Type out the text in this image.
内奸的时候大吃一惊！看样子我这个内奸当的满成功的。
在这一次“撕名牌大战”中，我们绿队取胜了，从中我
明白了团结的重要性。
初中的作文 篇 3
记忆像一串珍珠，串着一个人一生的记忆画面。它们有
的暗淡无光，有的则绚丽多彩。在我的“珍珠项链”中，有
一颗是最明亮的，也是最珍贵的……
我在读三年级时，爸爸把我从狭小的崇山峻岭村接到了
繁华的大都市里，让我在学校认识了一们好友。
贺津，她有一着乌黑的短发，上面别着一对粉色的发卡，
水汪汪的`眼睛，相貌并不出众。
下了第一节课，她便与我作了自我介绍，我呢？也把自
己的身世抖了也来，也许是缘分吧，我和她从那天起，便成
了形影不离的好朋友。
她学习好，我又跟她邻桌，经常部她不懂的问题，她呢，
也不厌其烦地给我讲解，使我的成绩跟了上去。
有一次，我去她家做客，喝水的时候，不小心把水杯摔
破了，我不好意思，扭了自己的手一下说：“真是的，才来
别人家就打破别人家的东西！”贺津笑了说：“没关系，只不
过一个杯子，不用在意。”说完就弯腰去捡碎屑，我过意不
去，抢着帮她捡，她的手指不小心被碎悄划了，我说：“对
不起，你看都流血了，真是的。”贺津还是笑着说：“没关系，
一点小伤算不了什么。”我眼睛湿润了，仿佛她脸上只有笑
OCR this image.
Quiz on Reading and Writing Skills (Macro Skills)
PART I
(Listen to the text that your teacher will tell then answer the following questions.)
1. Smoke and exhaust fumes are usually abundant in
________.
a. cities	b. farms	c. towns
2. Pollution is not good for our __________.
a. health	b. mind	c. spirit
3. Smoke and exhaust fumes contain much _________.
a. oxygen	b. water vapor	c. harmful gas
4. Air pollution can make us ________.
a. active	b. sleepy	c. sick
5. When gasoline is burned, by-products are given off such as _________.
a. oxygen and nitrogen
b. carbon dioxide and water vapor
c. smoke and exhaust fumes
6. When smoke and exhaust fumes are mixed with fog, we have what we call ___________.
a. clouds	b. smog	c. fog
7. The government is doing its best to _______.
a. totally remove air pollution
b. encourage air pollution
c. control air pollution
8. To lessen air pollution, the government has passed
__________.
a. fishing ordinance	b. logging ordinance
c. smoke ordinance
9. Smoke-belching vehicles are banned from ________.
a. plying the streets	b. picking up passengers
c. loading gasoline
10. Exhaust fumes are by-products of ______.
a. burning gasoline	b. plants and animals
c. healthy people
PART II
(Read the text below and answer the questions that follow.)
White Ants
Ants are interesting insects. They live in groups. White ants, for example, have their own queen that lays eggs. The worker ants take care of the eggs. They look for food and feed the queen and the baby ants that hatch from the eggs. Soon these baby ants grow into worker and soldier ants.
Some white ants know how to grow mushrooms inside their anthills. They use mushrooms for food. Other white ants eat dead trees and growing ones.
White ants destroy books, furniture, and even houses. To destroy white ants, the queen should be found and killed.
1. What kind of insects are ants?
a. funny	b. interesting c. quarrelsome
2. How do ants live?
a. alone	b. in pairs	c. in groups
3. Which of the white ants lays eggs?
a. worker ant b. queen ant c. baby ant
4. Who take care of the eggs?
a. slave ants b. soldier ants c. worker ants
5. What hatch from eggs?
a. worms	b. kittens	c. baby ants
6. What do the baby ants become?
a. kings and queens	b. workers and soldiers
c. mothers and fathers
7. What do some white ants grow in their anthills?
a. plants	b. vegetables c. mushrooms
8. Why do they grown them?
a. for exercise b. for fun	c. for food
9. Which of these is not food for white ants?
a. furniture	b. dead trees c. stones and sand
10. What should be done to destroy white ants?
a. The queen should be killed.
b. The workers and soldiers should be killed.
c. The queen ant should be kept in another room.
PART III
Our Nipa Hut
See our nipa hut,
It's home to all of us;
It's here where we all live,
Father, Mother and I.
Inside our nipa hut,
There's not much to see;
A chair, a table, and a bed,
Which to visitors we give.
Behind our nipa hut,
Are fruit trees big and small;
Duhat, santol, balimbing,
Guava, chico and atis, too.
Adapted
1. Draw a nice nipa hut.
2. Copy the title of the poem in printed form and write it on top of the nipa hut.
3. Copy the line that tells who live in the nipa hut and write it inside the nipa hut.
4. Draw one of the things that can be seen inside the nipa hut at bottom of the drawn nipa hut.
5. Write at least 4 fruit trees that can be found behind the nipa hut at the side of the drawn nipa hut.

◆ ◆ ◆ ◆ ◆

THE REQUEST: Copy each line above that contains the word "oxygen".

TASK SOLUTION:
a. oxygen	b. water vapor	c. harmful gas
a. oxygen and nitrogen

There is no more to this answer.